>> start PROVIDED INFORMATION

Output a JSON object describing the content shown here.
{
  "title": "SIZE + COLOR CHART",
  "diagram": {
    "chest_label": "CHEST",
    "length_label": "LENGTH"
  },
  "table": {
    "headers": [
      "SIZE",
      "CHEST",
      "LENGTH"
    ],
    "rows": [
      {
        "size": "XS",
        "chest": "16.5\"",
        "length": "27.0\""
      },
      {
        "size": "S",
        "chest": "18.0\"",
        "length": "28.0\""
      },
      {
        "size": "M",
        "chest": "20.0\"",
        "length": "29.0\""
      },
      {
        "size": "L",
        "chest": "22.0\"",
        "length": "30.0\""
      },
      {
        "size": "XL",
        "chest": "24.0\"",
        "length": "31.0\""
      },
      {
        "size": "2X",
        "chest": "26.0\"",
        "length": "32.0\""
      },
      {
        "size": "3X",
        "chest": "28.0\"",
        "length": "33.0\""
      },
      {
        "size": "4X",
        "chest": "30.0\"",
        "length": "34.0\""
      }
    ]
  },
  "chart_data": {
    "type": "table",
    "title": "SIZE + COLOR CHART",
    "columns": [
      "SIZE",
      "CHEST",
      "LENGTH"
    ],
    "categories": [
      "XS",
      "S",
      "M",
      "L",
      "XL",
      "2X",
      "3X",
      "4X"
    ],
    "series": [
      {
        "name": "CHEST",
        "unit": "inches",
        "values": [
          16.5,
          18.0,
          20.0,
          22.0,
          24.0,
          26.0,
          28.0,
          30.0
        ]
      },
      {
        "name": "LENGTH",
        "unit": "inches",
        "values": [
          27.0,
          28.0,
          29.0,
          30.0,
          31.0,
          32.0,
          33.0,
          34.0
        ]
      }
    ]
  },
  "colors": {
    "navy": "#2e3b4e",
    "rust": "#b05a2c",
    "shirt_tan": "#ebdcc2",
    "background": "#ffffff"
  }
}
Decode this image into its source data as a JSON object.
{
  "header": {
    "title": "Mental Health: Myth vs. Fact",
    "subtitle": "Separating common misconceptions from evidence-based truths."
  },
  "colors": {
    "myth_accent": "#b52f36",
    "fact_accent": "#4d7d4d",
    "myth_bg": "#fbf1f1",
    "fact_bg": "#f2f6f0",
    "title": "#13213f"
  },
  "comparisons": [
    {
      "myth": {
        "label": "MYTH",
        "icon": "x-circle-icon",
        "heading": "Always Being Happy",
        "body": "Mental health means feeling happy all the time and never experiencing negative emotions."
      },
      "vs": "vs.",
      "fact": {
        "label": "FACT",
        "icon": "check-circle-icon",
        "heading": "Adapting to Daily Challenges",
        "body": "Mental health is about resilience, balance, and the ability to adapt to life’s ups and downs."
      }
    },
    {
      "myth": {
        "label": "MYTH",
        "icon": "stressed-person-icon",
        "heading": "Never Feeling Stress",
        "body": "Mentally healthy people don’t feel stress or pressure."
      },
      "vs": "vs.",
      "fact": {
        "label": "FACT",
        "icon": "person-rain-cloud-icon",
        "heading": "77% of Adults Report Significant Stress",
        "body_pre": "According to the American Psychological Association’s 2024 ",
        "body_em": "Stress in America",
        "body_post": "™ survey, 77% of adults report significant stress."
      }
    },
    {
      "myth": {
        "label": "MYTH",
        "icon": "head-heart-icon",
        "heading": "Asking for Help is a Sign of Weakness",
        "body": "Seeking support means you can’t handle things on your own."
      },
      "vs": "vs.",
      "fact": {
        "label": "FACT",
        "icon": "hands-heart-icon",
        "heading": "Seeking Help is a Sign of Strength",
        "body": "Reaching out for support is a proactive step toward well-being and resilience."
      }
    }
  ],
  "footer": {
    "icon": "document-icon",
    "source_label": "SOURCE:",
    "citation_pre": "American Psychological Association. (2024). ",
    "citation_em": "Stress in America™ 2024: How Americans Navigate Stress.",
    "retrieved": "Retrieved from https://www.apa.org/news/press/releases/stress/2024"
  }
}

>> end PROVIDED INFORMATION

Quote all the records. Keep every word exact.

### RESPONSE:
Output a JSON object describing the content shown here.
{
  "title": "SIZE + COLOR CHART",
  "diagram": {
    "chest_label": "CHEST",
    "length_label": "LENGTH"
  },
  "table": {
    "headers": [
      "SIZE",
      "CHEST",
      "LENGTH"
    ],
    "rows": [
      {
        "size": "XS",
        "chest": "16.5\"",
        "length": "27.0\""
      },
      {
        "size": "S",
        "chest": "18.0\"",
        "length": "28.0\""
      },
      {
        "size": "M",
        "chest": "20.0\"",
        "length": "29.0\""
      },
      {
        "size": "L",
        "chest": "22.0\"",
        "length": "30.0\""
      },
      {
        "size": "XL",
        "chest": "24.0\"",
        "length": "31.0\""
      },
      {
        "size": "2X",
        "chest": "26.0\"",
        "length": "32.0\""
      },
      {
        "size": "3X",
        "chest": "28.0\"",
        "length": "33.0\""
      },
      {
        "size": "4X",
        "chest": "30.0\"",
        "length": "34.0\""
      }
    ]
  },
  "chart_data": {
    "type": "table",
    "title": "SIZE + COLOR CHART",
    "columns": [
      "SIZE",
      "CHEST",
      "LENGTH"
    ],
    "categories": [
      "XS",
      "S",
      "M",
      "L",
      "XL",
      "2X",
      "3X",
      "4X"
    ],
    "series": [
      {
        "name": "CHEST",
        "unit": "inches",
        "values": [
          16.5,
          18.0,
          20.0,
          22.0,
          24.0,
          26.0,
          28.0,
          30.0
        ]
      },
      {
        "name": "LENGTH",
        "unit": "inches",
        "values": [
          27.0,
          28.0,
          29.0,
          30.0,
          31.0,
          32.0,
          33.0,
          34.0
        ]
      }
    ]
  },
  "colors": {
    "navy": "#2e3b4e",
    "rust": "#b05a2c",
    "shirt_tan": "#ebdcc2",
    "background": "#ffffff"
  }
}
Decode this image into its source data as a JSON object.
{
  "header": {
    "title": "Mental Health: Myth vs. Fact",
    "subtitle": "Separating common misconceptions from evidence-based truths."
  },
  "colors": {
    "myth_accent": "#b52f36",
    "fact_accent": "#4d7d4d",
    "myth_bg": "#fbf1f1",
    "fact_bg": "#f2f6f0",
    "title": "#13213f"
  },
  "comparisons": [
    {
      "myth": {
        "label": "MYTH",
        "icon": "x-circle-icon",
        "heading": "Always Being Happy",
        "body": "Mental health means feeling happy all the time and never experiencing negative emotions."
      },
      "vs": "vs.",
      "fact": {
        "label": "FACT",
        "icon": "check-circle-icon",
        "heading": "Adapting to Daily Challenges",
        "body": "Mental health is about resilience, balance, and the ability to adapt to life’s ups and downs."
      }
    },
    {
      "myth": {
        "label": "MYTH",
        "icon": "stressed-person-icon",
        "heading": "Never Feeling Stress",
        "body": "Mentally healthy people don’t feel stress or pressure."
      },
      "vs": "vs.",
      "fact": {
        "label": "FACT",
        "icon": "person-rain-cloud-icon",
        "heading": "77% of Adults Report Significant Stress",
        "body_pre": "According to the American Psychological Association’s 2024 ",
        "body_em": "Stress in America",
        "body_post": "™ survey, 77% of adults report significant stress."
      }
    },
    {
      "myth": {
        "label": "MYTH",
        "icon": "head-heart-icon",
        "heading": "Asking for Help is a Sign of Weakness",
        "body": "Seeking support means you can’t handle things on your own."
      },
      "vs": "vs.",
      "fact": {
        "label": "FACT",
        "icon": "hands-heart-icon",
        "heading": "Seeking Help is a Sign of Strength",
        "body": "Reaching out for support is a proactive step toward well-being and resilience."
      }
    }
  ],
  "footer": {
    "icon": "document-icon",
    "source_label": "SOURCE:",
    "citation_pre": "American Psychological Association. (2024). ",
    "citation_em": "Stress in America™ 2024: How Americans Navigate Stress.",
    "retrieved": "Retrieved from https://www.apa.org/news/press/releases/stress/2024"
  }
}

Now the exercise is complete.